[Extracts from a graphics dataset]
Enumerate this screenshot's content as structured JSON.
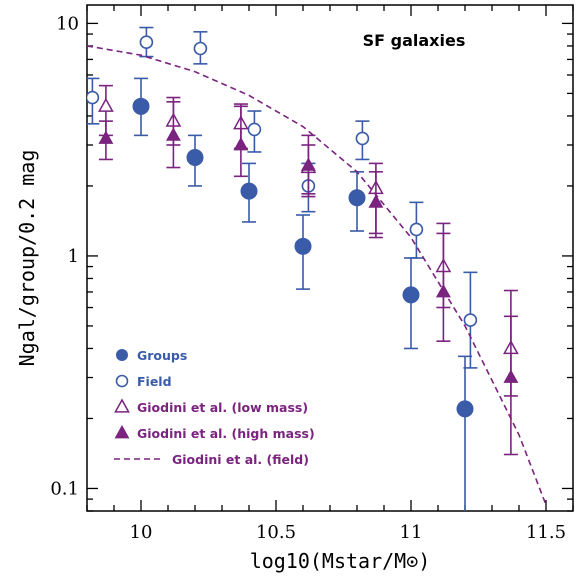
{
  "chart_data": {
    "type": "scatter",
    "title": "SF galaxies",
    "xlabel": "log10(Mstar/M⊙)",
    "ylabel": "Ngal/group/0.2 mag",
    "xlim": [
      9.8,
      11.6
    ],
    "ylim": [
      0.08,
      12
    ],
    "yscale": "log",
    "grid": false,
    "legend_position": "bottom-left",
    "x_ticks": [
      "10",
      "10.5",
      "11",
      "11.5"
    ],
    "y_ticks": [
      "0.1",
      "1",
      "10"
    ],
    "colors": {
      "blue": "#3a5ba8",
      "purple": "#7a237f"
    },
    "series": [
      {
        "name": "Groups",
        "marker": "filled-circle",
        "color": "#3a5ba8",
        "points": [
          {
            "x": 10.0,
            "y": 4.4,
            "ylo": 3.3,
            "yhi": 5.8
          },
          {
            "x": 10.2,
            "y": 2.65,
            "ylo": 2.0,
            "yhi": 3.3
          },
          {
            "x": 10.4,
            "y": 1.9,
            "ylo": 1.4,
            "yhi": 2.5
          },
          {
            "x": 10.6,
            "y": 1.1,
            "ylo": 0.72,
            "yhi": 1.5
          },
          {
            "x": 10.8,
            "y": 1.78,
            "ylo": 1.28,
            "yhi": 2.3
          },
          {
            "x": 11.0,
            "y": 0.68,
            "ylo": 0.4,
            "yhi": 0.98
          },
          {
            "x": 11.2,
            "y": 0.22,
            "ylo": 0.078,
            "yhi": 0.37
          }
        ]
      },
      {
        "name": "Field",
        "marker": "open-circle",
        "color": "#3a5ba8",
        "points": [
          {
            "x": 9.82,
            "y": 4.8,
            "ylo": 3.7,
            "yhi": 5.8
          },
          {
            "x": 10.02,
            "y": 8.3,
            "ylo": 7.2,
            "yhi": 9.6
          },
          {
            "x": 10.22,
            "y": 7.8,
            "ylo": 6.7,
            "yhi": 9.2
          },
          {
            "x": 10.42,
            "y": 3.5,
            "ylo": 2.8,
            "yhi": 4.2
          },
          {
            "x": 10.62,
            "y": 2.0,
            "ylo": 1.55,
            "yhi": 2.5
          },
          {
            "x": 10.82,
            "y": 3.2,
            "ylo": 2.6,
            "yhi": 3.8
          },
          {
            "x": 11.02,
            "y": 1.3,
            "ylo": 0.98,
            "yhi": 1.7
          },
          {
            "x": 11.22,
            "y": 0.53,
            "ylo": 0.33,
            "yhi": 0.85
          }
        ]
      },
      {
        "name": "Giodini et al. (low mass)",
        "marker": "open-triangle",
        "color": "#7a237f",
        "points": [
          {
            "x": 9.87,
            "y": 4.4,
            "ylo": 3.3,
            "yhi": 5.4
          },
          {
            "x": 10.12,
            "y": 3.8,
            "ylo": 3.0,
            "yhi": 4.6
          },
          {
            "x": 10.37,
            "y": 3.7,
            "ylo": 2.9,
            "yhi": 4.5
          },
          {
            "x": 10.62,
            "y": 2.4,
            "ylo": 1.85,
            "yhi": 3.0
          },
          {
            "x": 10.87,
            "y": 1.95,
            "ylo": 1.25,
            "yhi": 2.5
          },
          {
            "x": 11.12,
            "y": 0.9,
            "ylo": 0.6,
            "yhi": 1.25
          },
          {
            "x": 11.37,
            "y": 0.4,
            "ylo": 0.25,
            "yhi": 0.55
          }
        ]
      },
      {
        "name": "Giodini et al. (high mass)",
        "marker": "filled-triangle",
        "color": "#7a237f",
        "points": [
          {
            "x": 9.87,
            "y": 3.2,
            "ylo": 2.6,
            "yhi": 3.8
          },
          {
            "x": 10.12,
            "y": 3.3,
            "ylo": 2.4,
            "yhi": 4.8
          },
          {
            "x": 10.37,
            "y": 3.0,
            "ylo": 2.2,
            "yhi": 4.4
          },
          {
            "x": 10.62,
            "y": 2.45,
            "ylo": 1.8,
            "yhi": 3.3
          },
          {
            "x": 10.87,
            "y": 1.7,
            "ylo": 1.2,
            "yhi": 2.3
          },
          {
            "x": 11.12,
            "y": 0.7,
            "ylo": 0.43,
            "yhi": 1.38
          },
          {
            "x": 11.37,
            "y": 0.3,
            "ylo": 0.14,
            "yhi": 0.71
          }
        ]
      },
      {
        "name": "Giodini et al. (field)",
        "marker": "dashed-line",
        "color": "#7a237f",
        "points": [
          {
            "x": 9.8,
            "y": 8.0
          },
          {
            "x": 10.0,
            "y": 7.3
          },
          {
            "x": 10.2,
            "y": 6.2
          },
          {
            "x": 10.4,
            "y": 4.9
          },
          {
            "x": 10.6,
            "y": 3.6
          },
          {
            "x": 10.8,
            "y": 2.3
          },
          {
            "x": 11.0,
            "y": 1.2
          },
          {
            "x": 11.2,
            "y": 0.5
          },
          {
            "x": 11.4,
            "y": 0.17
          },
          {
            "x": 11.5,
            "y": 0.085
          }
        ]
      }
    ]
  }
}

-- Task brief --
Retype each line of the listing above word for word. Exclude the pictures.

-- Response for this exercise --
Enumerate this screenshot's content as structured JSON.
{
  "chart_data": {
    "type": "scatter",
    "title": "SF galaxies",
    "xlabel": "log10(Mstar/M⊙)",
    "ylabel": "Ngal/group/0.2 mag",
    "xlim": [
      9.8,
      11.6
    ],
    "ylim": [
      0.08,
      12
    ],
    "yscale": "log",
    "grid": false,
    "legend_position": "bottom-left",
    "x_ticks": [
      "10",
      "10.5",
      "11",
      "11.5"
    ],
    "y_ticks": [
      "0.1",
      "1",
      "10"
    ],
    "colors": {
      "blue": "#3a5ba8",
      "purple": "#7a237f"
    },
    "series": [
      {
        "name": "Groups",
        "marker": "filled-circle",
        "color": "#3a5ba8",
        "points": [
          {
            "x": 10.0,
            "y": 4.4,
            "ylo": 3.3,
            "yhi": 5.8
          },
          {
            "x": 10.2,
            "y": 2.65,
            "ylo": 2.0,
            "yhi": 3.3
          },
          {
            "x": 10.4,
            "y": 1.9,
            "ylo": 1.4,
            "yhi": 2.5
          },
          {
            "x": 10.6,
            "y": 1.1,
            "ylo": 0.72,
            "yhi": 1.5
          },
          {
            "x": 10.8,
            "y": 1.78,
            "ylo": 1.28,
            "yhi": 2.3
          },
          {
            "x": 11.0,
            "y": 0.68,
            "ylo": 0.4,
            "yhi": 0.98
          },
          {
            "x": 11.2,
            "y": 0.22,
            "ylo": 0.078,
            "yhi": 0.37
          }
        ]
      },
      {
        "name": "Field",
        "marker": "open-circle",
        "color": "#3a5ba8",
        "points": [
          {
            "x": 9.82,
            "y": 4.8,
            "ylo": 3.7,
            "yhi": 5.8
          },
          {
            "x": 10.02,
            "y": 8.3,
            "ylo": 7.2,
            "yhi": 9.6
          },
          {
            "x": 10.22,
            "y": 7.8,
            "ylo": 6.7,
            "yhi": 9.2
          },
          {
            "x": 10.42,
            "y": 3.5,
            "ylo": 2.8,
            "yhi": 4.2
          },
          {
            "x": 10.62,
            "y": 2.0,
            "ylo": 1.55,
            "yhi": 2.5
          },
          {
            "x": 10.82,
            "y": 3.2,
            "ylo": 2.6,
            "yhi": 3.8
          },
          {
            "x": 11.02,
            "y": 1.3,
            "ylo": 0.98,
            "yhi": 1.7
          },
          {
            "x": 11.22,
            "y": 0.53,
            "ylo": 0.33,
            "yhi": 0.85
          }
        ]
      },
      {
        "name": "Giodini et al. (low mass)",
        "marker": "open-triangle",
        "color": "#7a237f",
        "points": [
          {
            "x": 9.87,
            "y": 4.4,
            "ylo": 3.3,
            "yhi": 5.4
          },
          {
            "x": 10.12,
            "y": 3.8,
            "ylo": 3.0,
            "yhi": 4.6
          },
          {
            "x": 10.37,
            "y": 3.7,
            "ylo": 2.9,
            "yhi": 4.5
          },
          {
            "x": 10.62,
            "y": 2.4,
            "ylo": 1.85,
            "yhi": 3.0
          },
          {
            "x": 10.87,
            "y": 1.95,
            "ylo": 1.25,
            "yhi": 2.5
          },
          {
            "x": 11.12,
            "y": 0.9,
            "ylo": 0.6,
            "yhi": 1.25
          },
          {
            "x": 11.37,
            "y": 0.4,
            "ylo": 0.25,
            "yhi": 0.55
          }
        ]
      },
      {
        "name": "Giodini et al. (high mass)",
        "marker": "filled-triangle",
        "color": "#7a237f",
        "points": [
          {
            "x": 9.87,
            "y": 3.2,
            "ylo": 2.6,
            "yhi": 3.8
          },
          {
            "x": 10.12,
            "y": 3.3,
            "ylo": 2.4,
            "yhi": 4.8
          },
          {
            "x": 10.37,
            "y": 3.0,
            "ylo": 2.2,
            "yhi": 4.4
          },
          {
            "x": 10.62,
            "y": 2.45,
            "ylo": 1.8,
            "yhi": 3.3
          },
          {
            "x": 10.87,
            "y": 1.7,
            "ylo": 1.2,
            "yhi": 2.3
          },
          {
            "x": 11.12,
            "y": 0.7,
            "ylo": 0.43,
            "yhi": 1.38
          },
          {
            "x": 11.37,
            "y": 0.3,
            "ylo": 0.14,
            "yhi": 0.71
          }
        ]
      },
      {
        "name": "Giodini et al. (field)",
        "marker": "dashed-line",
        "color": "#7a237f",
        "points": [
          {
            "x": 9.8,
            "y": 8.0
          },
          {
            "x": 10.0,
            "y": 7.3
          },
          {
            "x": 10.2,
            "y": 6.2
          },
          {
            "x": 10.4,
            "y": 4.9
          },
          {
            "x": 10.6,
            "y": 3.6
          },
          {
            "x": 10.8,
            "y": 2.3
          },
          {
            "x": 11.0,
            "y": 1.2
          },
          {
            "x": 11.2,
            "y": 0.5
          },
          {
            "x": 11.4,
            "y": 0.17
          },
          {
            "x": 11.5,
            "y": 0.085
          }
        ]
      }
    ]
  }
}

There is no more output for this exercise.